• WORK INSTRUCTIONS: Reproduce the passage of the text below on authoring .dlm files, from "That path is" up to and including "concise engineering assistant.".

• DOCUMENT TEXT:
* begin *

That path is still important. It is just no longer the whole story.
Authoring Beyond The Toy Example
A more representative .dlm can mix directives, named adapters, and export
defaults in one place:
---
dlm_id: 01KTESTEXAMPLE000000000000
dlm_version: 1
base_model: qwen3-1.7b
system_prompt: |
You are a concise engineering assistant.
training:
adapter: lora
sequence_len: 4096
sources_policy: strict
sources:
- path: ./src
include: ["**/*.py", "**/*.md"]
exclude: ["tests/**", "**/__pycache__/**"]
adapters:
knowledge:
adapter: lora
lora_r: 8
tone:
adapter: lora
lora_r: 4
gate:
enabled: true
export:
default_quant: Q4_K_M
---
# Project notes
Shared prose trains all declared adapters by default.
::instruction#knowledge::
### Q
What does the cache layer do?
### A
It avoids re-tokenizing unchanged directive-sourced files.
::preference#tone::
### Prompt
Explain a failure mode.
### Chosen
Explain it directly, then give the fix.
### Rejected
Over-explain the background before naming the problem.

* end *

(Box coordinate listings)
* begin *

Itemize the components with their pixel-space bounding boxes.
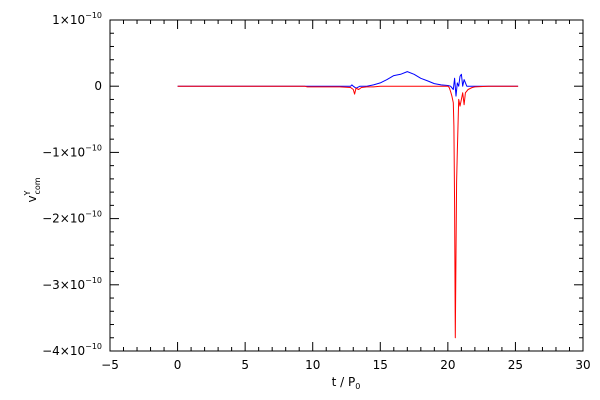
axis-ticks: [109, 19, 584, 352]
x-axis-label: t / P0: [332, 375, 361, 391]
series-line-1: [177, 71, 519, 97]
y-tick-labels: 1×10−10 0 −1×10−10 −2×10−10 −3×10−10 −4×10−10: [42, 11, 102, 358]
y-tick-label: 1×10−10: [52, 11, 102, 27]
y-axis-label: vYcom: [23, 177, 42, 202]
y-tick-label: −4×10−10: [42, 342, 102, 358]
x-axis-label-subscript: 0: [355, 382, 360, 391]
plot-frame: [109, 19, 584, 352]
x-tick-label: 20: [440, 358, 455, 372]
x-tick-labels: −5 0 5 10 15 20 25 30: [101, 358, 590, 372]
data-series: [177, 71, 519, 339]
x-tick-label: 25: [508, 358, 523, 372]
y-axis-label-subscript: com: [33, 177, 42, 194]
x-tick-label: 30: [575, 358, 590, 372]
y-tick-label: −2×10−10: [42, 210, 102, 226]
x-tick-label: 0: [174, 358, 182, 372]
x-tick-label: 5: [241, 358, 249, 372]
x-tick-label: 10: [305, 358, 320, 372]
x-tick-label: 15: [373, 358, 388, 372]
series-line-2: [177, 85, 519, 339]
y-tick-label: 0: [94, 79, 102, 93]
x-tick-label: −5: [101, 358, 119, 372]
y-tick-label: −3×10−10: [42, 276, 102, 292]
y-axis-label-superscript: Y: [23, 190, 32, 196]
y-tick-label: −1×10−10: [42, 143, 102, 159]
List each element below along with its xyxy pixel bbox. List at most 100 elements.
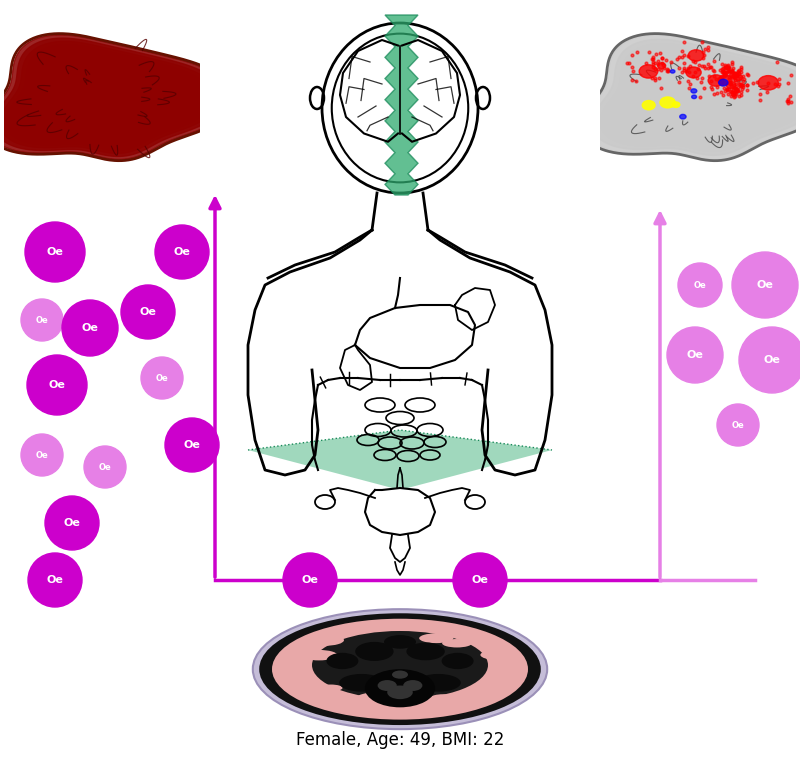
Point bbox=[718, 67, 730, 79]
Point bbox=[673, 76, 686, 89]
Point bbox=[689, 65, 702, 78]
Ellipse shape bbox=[688, 50, 704, 61]
Point bbox=[726, 69, 738, 82]
Polygon shape bbox=[28, 58, 186, 139]
Ellipse shape bbox=[392, 671, 408, 679]
Point bbox=[715, 58, 728, 70]
Polygon shape bbox=[685, 92, 714, 107]
Ellipse shape bbox=[680, 115, 686, 119]
Ellipse shape bbox=[253, 609, 547, 729]
Circle shape bbox=[732, 252, 798, 318]
Point bbox=[742, 69, 754, 82]
Point bbox=[693, 90, 706, 103]
Ellipse shape bbox=[301, 650, 338, 661]
Point bbox=[726, 64, 738, 76]
Polygon shape bbox=[600, 44, 800, 151]
Point bbox=[648, 62, 661, 75]
Polygon shape bbox=[39, 64, 174, 132]
Point bbox=[734, 78, 747, 90]
Ellipse shape bbox=[326, 653, 358, 669]
Polygon shape bbox=[0, 38, 226, 157]
Point bbox=[741, 83, 754, 96]
Point bbox=[698, 49, 710, 62]
Polygon shape bbox=[355, 305, 475, 368]
Point bbox=[683, 82, 696, 94]
Circle shape bbox=[283, 553, 337, 607]
Point bbox=[732, 67, 745, 79]
Point bbox=[658, 62, 671, 74]
Point bbox=[723, 71, 736, 83]
Ellipse shape bbox=[312, 631, 488, 700]
Polygon shape bbox=[62, 76, 147, 121]
Ellipse shape bbox=[718, 79, 728, 86]
Point bbox=[741, 79, 754, 91]
Text: Oe: Oe bbox=[139, 307, 157, 317]
Polygon shape bbox=[79, 86, 128, 111]
Polygon shape bbox=[340, 345, 372, 390]
Point bbox=[722, 61, 735, 73]
Point bbox=[727, 91, 740, 104]
Point bbox=[719, 65, 732, 78]
Point bbox=[723, 83, 736, 96]
Ellipse shape bbox=[419, 633, 454, 643]
Point bbox=[621, 57, 634, 69]
Ellipse shape bbox=[387, 686, 413, 700]
Polygon shape bbox=[385, 15, 418, 195]
Polygon shape bbox=[34, 61, 180, 136]
Point bbox=[729, 69, 742, 81]
Polygon shape bbox=[74, 83, 134, 115]
Point bbox=[673, 51, 686, 63]
Point bbox=[704, 81, 717, 93]
Point bbox=[711, 81, 724, 93]
Point bbox=[772, 78, 785, 90]
Point bbox=[686, 70, 699, 83]
Ellipse shape bbox=[691, 89, 697, 93]
Point bbox=[656, 51, 669, 64]
Polygon shape bbox=[0, 35, 232, 160]
Point bbox=[728, 68, 741, 80]
Point bbox=[718, 69, 731, 81]
Point bbox=[738, 73, 750, 86]
Point bbox=[734, 72, 746, 84]
Text: Oe: Oe bbox=[686, 350, 703, 360]
Circle shape bbox=[453, 553, 507, 607]
Point bbox=[690, 72, 703, 85]
Text: Oe: Oe bbox=[46, 247, 63, 257]
Point bbox=[754, 88, 766, 100]
Point bbox=[732, 66, 745, 79]
Polygon shape bbox=[17, 51, 199, 144]
Point bbox=[678, 35, 690, 48]
Point bbox=[682, 62, 694, 74]
Point bbox=[649, 74, 662, 86]
Point bbox=[785, 69, 798, 81]
Point bbox=[725, 79, 738, 92]
Text: Oe: Oe bbox=[49, 380, 66, 390]
Ellipse shape bbox=[732, 88, 738, 93]
Polygon shape bbox=[68, 80, 141, 118]
Point bbox=[730, 88, 742, 100]
Point bbox=[722, 72, 735, 85]
Point bbox=[729, 66, 742, 79]
Point bbox=[645, 71, 658, 83]
Circle shape bbox=[62, 300, 118, 356]
Point bbox=[697, 52, 710, 65]
Ellipse shape bbox=[339, 674, 384, 692]
Point bbox=[718, 76, 731, 88]
Point bbox=[727, 86, 740, 98]
Point bbox=[722, 65, 734, 77]
Point bbox=[684, 78, 697, 90]
Point bbox=[651, 58, 664, 70]
Point bbox=[717, 65, 730, 77]
Text: Oe: Oe bbox=[183, 440, 201, 450]
Ellipse shape bbox=[430, 694, 455, 701]
Point bbox=[736, 79, 749, 91]
Circle shape bbox=[21, 434, 63, 476]
Point bbox=[729, 86, 742, 99]
Point bbox=[698, 82, 710, 94]
Circle shape bbox=[678, 263, 722, 307]
Point bbox=[704, 61, 717, 73]
Ellipse shape bbox=[670, 70, 675, 73]
Point bbox=[721, 83, 734, 96]
Point bbox=[675, 65, 688, 78]
Point bbox=[718, 61, 731, 73]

* end *

• EXERCISE RESPONSE:
That path is still important. It is just no longer the whole story.
Authoring Beyond The Toy Example
A more representative .dlm can mix directives, named adapters, and export
defaults in one place:
---
dlm_id: 01KTESTEXAMPLE000000000000
dlm_version: 1
base_model: qwen3-1.7b
system_prompt: |
You are a concise engineering assistant.